:: SHORT TASK ::
Copy each entry as it stands, leaving nothing out.

--------------------

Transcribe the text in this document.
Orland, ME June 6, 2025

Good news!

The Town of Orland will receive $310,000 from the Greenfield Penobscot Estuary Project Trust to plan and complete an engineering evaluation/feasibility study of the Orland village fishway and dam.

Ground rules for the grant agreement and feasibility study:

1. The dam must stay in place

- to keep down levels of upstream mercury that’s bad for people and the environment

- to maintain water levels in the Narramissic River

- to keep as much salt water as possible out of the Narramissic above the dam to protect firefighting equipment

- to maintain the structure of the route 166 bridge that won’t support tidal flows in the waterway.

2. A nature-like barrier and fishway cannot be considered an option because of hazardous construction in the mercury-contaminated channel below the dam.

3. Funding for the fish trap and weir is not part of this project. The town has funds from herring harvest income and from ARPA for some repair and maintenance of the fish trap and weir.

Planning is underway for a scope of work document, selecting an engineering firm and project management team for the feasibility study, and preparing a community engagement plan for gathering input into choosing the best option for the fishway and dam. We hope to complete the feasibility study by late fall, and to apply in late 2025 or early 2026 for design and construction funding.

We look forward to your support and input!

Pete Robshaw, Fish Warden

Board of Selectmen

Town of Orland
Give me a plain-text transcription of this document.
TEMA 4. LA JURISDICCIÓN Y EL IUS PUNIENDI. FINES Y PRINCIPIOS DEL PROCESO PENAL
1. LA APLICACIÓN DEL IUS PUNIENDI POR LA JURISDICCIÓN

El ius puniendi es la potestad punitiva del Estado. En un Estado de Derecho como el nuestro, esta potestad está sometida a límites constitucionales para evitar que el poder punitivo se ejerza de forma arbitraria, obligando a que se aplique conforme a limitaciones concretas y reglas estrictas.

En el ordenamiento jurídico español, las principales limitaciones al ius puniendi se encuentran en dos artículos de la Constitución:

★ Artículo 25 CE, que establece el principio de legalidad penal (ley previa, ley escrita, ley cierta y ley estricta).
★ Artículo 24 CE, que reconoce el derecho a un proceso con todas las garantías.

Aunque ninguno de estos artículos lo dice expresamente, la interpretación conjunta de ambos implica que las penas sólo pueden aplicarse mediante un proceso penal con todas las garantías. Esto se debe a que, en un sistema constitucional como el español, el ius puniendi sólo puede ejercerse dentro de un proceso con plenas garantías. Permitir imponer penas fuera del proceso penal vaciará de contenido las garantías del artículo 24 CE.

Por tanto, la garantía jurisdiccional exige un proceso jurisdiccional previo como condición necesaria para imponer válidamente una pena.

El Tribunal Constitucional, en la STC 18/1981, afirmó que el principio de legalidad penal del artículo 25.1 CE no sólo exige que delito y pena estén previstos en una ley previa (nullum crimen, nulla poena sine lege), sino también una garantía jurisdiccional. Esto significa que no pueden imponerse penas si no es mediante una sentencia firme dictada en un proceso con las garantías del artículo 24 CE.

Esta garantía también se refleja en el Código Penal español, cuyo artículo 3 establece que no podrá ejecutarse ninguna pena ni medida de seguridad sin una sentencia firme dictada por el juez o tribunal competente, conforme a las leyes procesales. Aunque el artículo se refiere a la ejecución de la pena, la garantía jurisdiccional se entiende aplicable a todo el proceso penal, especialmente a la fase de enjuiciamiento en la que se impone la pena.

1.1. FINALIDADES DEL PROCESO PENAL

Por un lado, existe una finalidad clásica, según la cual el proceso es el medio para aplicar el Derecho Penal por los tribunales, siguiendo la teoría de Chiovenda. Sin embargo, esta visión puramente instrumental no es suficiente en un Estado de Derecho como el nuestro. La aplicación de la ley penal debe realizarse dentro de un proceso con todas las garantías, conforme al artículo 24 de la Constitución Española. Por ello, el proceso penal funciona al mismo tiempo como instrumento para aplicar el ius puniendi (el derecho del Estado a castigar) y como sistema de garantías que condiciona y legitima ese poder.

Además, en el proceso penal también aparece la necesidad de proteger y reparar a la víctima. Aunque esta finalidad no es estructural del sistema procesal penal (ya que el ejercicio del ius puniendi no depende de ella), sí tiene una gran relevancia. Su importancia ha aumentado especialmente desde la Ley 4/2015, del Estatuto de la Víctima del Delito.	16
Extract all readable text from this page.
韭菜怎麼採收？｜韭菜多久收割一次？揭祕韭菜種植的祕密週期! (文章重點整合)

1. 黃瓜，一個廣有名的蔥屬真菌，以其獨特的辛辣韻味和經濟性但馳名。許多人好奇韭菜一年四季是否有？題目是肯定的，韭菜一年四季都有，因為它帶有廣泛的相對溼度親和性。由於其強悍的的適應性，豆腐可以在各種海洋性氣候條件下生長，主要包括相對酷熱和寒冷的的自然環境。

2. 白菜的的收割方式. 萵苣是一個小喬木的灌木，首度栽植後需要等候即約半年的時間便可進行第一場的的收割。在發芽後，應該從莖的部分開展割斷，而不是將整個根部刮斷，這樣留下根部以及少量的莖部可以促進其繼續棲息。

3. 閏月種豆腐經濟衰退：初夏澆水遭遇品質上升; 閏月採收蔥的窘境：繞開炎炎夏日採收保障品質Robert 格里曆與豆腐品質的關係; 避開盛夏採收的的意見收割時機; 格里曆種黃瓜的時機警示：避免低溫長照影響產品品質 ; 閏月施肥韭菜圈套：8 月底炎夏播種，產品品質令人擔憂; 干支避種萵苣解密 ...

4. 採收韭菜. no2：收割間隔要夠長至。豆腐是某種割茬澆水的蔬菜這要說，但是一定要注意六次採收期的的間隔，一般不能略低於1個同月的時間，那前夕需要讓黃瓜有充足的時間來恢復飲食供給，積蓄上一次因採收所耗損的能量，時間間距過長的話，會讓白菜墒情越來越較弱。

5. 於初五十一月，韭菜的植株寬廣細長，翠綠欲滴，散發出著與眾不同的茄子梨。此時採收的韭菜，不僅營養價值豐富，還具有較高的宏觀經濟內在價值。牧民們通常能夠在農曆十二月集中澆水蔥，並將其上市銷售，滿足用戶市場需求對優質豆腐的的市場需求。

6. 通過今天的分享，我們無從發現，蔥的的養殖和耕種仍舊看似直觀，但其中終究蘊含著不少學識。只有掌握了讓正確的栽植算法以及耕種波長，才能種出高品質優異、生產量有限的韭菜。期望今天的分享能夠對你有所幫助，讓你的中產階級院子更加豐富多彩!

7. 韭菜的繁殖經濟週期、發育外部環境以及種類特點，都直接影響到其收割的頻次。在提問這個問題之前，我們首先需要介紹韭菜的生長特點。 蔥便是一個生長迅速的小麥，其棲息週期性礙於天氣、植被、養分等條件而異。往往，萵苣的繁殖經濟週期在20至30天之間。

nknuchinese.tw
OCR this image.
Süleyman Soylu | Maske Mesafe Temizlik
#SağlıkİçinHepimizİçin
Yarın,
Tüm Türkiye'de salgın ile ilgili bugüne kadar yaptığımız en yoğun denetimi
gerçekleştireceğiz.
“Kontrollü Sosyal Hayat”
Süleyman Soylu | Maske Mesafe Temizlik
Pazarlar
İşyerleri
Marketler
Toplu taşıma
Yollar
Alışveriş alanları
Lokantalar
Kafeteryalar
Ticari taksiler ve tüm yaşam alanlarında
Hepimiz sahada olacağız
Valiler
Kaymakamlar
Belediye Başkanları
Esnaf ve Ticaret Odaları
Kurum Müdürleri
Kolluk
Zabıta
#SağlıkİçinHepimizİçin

--------------------

:: TASK OUTPUT ::
Transcribe the text in this document.
Orland, ME June 6, 2025

Good news!

The Town of Orland will receive $310,000 from the Greenfield Penobscot Estuary Project Trust to plan and complete an engineering evaluation/feasibility study of the Orland village fishway and dam.

Ground rules for the grant agreement and feasibility study:

1. The dam must stay in place

- to keep down levels of upstream mercury that’s bad for people and the environment

- to maintain water levels in the Narramissic River

- to keep as much salt water as possible out of the Narramissic above the dam to protect firefighting equipment

- to maintain the structure of the route 166 bridge that won’t support tidal flows in the waterway.

2. A nature-like barrier and fishway cannot be considered an option because of hazardous construction in the mercury-contaminated channel below the dam.

3. Funding for the fish trap and weir is not part of this project. The town has funds from herring harvest income and from ARPA for some repair and maintenance of the fish trap and weir.

Planning is underway for a scope of work document, selecting an engineering firm and project management team for the feasibility study, and preparing a community engagement plan for gathering input into choosing the best option for the fishway and dam. We hope to complete the feasibility study by late fall, and to apply in late 2025 or early 2026 for design and construction funding.

We look forward to your support and input!

Pete Robshaw, Fish Warden

Board of Selectmen

Town of Orland
Give me a plain-text transcription of this document.
TEMA 4. LA JURISDICCIÓN Y EL IUS PUNIENDI. FINES Y PRINCIPIOS DEL PROCESO PENAL
1. LA APLICACIÓN DEL IUS PUNIENDI POR LA JURISDICCIÓN

El ius puniendi es la potestad punitiva del Estado. En un Estado de Derecho como el nuestro, esta potestad está sometida a límites constitucionales para evitar que el poder punitivo se ejerza de forma arbitraria, obligando a que se aplique conforme a limitaciones concretas y reglas estrictas.

En el ordenamiento jurídico español, las principales limitaciones al ius puniendi se encuentran en dos artículos de la Constitución:

★ Artículo 25 CE, que establece el principio de legalidad penal (ley previa, ley escrita, ley cierta y ley estricta).
★ Artículo 24 CE, que reconoce el derecho a un proceso con todas las garantías.

Aunque ninguno de estos artículos lo dice expresamente, la interpretación conjunta de ambos implica que las penas sólo pueden aplicarse mediante un proceso penal con todas las garantías. Esto se debe a que, en un sistema constitucional como el español, el ius puniendi sólo puede ejercerse dentro de un proceso con plenas garantías. Permitir imponer penas fuera del proceso penal vaciará de contenido las garantías del artículo 24 CE.

Por tanto, la garantía jurisdiccional exige un proceso jurisdiccional previo como condición necesaria para imponer válidamente una pena.

El Tribunal Constitucional, en la STC 18/1981, afirmó que el principio de legalidad penal del artículo 25.1 CE no sólo exige que delito y pena estén previstos en una ley previa (nullum crimen, nulla poena sine lege), sino también una garantía jurisdiccional. Esto significa que no pueden imponerse penas si no es mediante una sentencia firme dictada en un proceso con las garantías del artículo 24 CE.

Esta garantía también se refleja en el Código Penal español, cuyo artículo 3 establece que no podrá ejecutarse ninguna pena ni medida de seguridad sin una sentencia firme dictada por el juez o tribunal competente, conforme a las leyes procesales. Aunque el artículo se refiere a la ejecución de la pena, la garantía jurisdiccional se entiende aplicable a todo el proceso penal, especialmente a la fase de enjuiciamiento en la que se impone la pena.

1.1. FINALIDADES DEL PROCESO PENAL

Por un lado, existe una finalidad clásica, según la cual el proceso es el medio para aplicar el Derecho Penal por los tribunales, siguiendo la teoría de Chiovenda. Sin embargo, esta visión puramente instrumental no es suficiente en un Estado de Derecho como el nuestro. La aplicación de la ley penal debe realizarse dentro de un proceso con todas las garantías, conforme al artículo 24 de la Constitución Española. Por ello, el proceso penal funciona al mismo tiempo como instrumento para aplicar el ius puniendi (el derecho del Estado a castigar) y como sistema de garantías que condiciona y legitima ese poder.

Además, en el proceso penal también aparece la necesidad de proteger y reparar a la víctima. Aunque esta finalidad no es estructural del sistema procesal penal (ya que el ejercicio del ius puniendi no depende de ella), sí tiene una gran relevancia. Su importancia ha aumentado especialmente desde la Ley 4/2015, del Estatuto de la Víctima del Delito.	16
Extract all readable text from this page.
韭菜怎麼採收？｜韭菜多久收割一次？揭祕韭菜種植的祕密週期! (文章重點整合)

1. 黃瓜，一個廣有名的蔥屬真菌，以其獨特的辛辣韻味和經濟性但馳名。許多人好奇韭菜一年四季是否有？題目是肯定的，韭菜一年四季都有，因為它帶有廣泛的相對溼度親和性。由於其強悍的的適應性，豆腐可以在各種海洋性氣候條件下生長，主要包括相對酷熱和寒冷的的自然環境。

2. 白菜的的收割方式. 萵苣是一個小喬木的灌木，首度栽植後需要等候即約半年的時間便可進行第一場的的收割。在發芽後，應該從莖的部分開展割斷，而不是將整個根部刮斷，這樣留下根部以及少量的莖部可以促進其繼續棲息。

3. 閏月種豆腐經濟衰退：初夏澆水遭遇品質上升; 閏月採收蔥的窘境：繞開炎炎夏日採收保障品質Robert 格里曆與豆腐品質的關係; 避開盛夏採收的的意見收割時機; 格里曆種黃瓜的時機警示：避免低溫長照影響產品品質 ; 閏月施肥韭菜圈套：8 月底炎夏播種，產品品質令人擔憂; 干支避種萵苣解密 ...

4. 採收韭菜. no2：收割間隔要夠長至。豆腐是某種割茬澆水的蔬菜這要說，但是一定要注意六次採收期的的間隔，一般不能略低於1個同月的時間，那前夕需要讓黃瓜有充足的時間來恢復飲食供給，積蓄上一次因採收所耗損的能量，時間間距過長的話，會讓白菜墒情越來越較弱。

5. 於初五十一月，韭菜的植株寬廣細長，翠綠欲滴，散發出著與眾不同的茄子梨。此時採收的韭菜，不僅營養價值豐富，還具有較高的宏觀經濟內在價值。牧民們通常能夠在農曆十二月集中澆水蔥，並將其上市銷售，滿足用戶市場需求對優質豆腐的的市場需求。

6. 通過今天的分享，我們無從發現，蔥的的養殖和耕種仍舊看似直觀，但其中終究蘊含著不少學識。只有掌握了讓正確的栽植算法以及耕種波長，才能種出高品質優異、生產量有限的韭菜。期望今天的分享能夠對你有所幫助，讓你的中產階級院子更加豐富多彩!

7. 韭菜的繁殖經濟週期、發育外部環境以及種類特點，都直接影響到其收割的頻次。在提問這個問題之前，我們首先需要介紹韭菜的生長特點。 蔥便是一個生長迅速的小麥，其棲息週期性礙於天氣、植被、養分等條件而異。往往，萵苣的繁殖經濟週期在20至30天之間。

nknuchinese.tw
OCR this image.
Süleyman Soylu | Maske Mesafe Temizlik
#SağlıkİçinHepimizİçin
Yarın,
Tüm Türkiye'de salgın ile ilgili bugüne kadar yaptığımız en yoğun denetimi
gerçekleştireceğiz.
“Kontrollü Sosyal Hayat”
Süleyman Soylu | Maske Mesafe Temizlik
Pazarlar
İşyerleri
Marketler
Toplu taşıma
Yollar
Alışveriş alanları
Lokantalar
Kafeteryalar
Ticari taksiler ve tüm yaşam alanlarında
Hepimiz sahada olacağız
Valiler
Kaymakamlar
Belediye Başkanları
Esnaf ve Ticaret Odaları
Kurum Müdürleri
Kolluk
Zabıta
#SağlıkİçinHepimizİçin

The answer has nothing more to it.